What you will do: In the records below, find each line with the word "object" and copy it.
------------------------------------
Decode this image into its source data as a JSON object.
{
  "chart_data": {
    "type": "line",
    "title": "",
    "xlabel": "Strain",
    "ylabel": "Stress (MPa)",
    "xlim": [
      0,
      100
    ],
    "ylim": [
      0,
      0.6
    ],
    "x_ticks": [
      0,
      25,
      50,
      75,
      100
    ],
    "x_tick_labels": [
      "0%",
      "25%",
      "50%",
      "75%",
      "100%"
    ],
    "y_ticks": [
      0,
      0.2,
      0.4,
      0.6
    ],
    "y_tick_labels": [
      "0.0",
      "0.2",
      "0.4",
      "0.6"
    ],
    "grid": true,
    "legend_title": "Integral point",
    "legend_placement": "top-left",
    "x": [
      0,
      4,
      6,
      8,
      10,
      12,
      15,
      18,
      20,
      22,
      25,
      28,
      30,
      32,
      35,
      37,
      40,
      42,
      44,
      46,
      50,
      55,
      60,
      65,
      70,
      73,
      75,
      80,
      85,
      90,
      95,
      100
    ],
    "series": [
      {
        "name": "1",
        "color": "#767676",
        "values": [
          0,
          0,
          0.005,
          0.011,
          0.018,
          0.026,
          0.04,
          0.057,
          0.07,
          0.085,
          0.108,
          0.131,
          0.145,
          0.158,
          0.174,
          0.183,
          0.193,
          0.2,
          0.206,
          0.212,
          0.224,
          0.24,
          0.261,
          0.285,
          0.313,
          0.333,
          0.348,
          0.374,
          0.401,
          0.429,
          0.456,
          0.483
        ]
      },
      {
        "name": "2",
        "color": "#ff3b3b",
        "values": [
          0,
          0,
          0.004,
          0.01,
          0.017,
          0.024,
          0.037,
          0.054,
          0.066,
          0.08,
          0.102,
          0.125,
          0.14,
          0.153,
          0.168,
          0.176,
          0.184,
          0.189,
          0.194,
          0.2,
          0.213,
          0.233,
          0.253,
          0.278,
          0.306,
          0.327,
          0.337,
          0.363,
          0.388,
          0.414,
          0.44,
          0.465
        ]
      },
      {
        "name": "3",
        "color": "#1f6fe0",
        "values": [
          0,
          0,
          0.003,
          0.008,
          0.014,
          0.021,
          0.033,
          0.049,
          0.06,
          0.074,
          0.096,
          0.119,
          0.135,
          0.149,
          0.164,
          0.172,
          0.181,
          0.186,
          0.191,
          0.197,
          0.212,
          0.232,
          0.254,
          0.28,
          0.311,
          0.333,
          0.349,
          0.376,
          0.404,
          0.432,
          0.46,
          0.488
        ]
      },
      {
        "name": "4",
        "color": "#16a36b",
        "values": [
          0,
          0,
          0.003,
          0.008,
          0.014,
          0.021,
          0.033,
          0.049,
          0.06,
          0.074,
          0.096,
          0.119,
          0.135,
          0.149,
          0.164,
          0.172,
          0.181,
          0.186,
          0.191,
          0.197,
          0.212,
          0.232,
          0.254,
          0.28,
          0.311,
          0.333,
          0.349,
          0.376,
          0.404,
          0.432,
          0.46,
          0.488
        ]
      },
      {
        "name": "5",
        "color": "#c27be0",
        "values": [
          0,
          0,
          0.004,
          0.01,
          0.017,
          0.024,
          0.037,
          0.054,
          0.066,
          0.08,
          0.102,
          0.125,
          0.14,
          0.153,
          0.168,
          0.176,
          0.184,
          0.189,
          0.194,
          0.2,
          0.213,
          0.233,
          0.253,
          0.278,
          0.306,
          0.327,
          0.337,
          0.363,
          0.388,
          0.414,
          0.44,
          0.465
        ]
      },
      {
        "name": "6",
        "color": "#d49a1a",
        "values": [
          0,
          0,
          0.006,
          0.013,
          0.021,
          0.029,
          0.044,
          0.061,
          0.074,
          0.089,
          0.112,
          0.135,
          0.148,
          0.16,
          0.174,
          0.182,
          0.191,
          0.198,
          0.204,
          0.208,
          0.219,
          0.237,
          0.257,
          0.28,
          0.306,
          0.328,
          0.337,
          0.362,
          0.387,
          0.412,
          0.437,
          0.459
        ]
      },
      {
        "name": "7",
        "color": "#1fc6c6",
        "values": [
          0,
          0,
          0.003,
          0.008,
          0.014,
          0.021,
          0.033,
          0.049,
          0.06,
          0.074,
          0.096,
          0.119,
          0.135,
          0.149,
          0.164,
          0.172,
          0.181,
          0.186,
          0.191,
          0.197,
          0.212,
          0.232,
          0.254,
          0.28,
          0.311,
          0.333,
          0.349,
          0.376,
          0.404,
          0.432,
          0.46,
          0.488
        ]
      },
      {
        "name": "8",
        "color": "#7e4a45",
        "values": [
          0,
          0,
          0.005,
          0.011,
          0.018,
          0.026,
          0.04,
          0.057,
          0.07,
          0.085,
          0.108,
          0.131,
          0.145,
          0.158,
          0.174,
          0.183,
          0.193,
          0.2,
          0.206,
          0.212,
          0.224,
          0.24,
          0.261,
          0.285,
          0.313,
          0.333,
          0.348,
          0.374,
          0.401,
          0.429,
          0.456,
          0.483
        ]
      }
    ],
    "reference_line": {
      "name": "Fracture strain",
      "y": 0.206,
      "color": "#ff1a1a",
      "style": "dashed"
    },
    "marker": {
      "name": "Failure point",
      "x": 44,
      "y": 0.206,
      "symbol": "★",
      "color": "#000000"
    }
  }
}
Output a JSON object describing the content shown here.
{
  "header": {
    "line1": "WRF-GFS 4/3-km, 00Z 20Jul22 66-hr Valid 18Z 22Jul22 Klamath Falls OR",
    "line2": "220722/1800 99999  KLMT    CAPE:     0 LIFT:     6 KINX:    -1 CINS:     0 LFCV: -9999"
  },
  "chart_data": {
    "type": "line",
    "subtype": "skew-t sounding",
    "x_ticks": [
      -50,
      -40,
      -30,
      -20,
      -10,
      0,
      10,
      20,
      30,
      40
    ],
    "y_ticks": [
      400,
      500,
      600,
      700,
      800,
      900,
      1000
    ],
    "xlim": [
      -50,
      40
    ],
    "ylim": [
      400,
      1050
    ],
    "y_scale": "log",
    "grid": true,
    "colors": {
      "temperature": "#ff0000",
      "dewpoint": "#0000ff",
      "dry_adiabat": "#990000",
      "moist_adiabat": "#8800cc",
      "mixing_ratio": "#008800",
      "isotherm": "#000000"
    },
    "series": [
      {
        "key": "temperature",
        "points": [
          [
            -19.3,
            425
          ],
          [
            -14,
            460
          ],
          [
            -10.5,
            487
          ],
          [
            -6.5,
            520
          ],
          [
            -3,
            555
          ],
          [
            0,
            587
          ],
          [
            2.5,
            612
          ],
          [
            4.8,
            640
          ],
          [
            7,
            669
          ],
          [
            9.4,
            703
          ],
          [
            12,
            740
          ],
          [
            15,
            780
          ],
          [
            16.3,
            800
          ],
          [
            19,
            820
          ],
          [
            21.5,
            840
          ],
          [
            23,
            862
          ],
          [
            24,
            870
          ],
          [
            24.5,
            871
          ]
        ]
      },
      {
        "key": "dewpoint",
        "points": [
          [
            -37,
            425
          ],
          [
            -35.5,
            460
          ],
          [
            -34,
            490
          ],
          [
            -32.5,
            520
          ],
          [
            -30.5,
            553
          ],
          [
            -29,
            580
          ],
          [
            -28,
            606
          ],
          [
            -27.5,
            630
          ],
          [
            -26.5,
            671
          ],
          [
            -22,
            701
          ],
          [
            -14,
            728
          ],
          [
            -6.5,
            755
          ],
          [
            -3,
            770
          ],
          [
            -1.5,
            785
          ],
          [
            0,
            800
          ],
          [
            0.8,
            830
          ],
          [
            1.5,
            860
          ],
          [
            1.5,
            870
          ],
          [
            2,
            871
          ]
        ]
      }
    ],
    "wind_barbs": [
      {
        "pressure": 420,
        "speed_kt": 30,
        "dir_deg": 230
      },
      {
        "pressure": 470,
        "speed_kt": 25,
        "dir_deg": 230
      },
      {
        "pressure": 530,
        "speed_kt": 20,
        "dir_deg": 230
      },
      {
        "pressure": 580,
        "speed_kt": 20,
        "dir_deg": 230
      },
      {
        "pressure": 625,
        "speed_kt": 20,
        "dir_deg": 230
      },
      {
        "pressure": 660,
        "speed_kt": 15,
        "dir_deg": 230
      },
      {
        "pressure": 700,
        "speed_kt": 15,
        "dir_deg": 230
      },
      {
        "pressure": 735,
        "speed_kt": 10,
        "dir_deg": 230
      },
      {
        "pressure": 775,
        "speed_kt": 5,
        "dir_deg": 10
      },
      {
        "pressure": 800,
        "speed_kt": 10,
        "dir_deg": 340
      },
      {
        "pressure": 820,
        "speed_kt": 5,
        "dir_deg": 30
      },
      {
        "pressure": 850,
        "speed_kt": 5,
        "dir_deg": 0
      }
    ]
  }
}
------------------------------------
Result for this exercise:
Decode this image into its source data as a JSON object.
Output a JSON object describing the content shown here.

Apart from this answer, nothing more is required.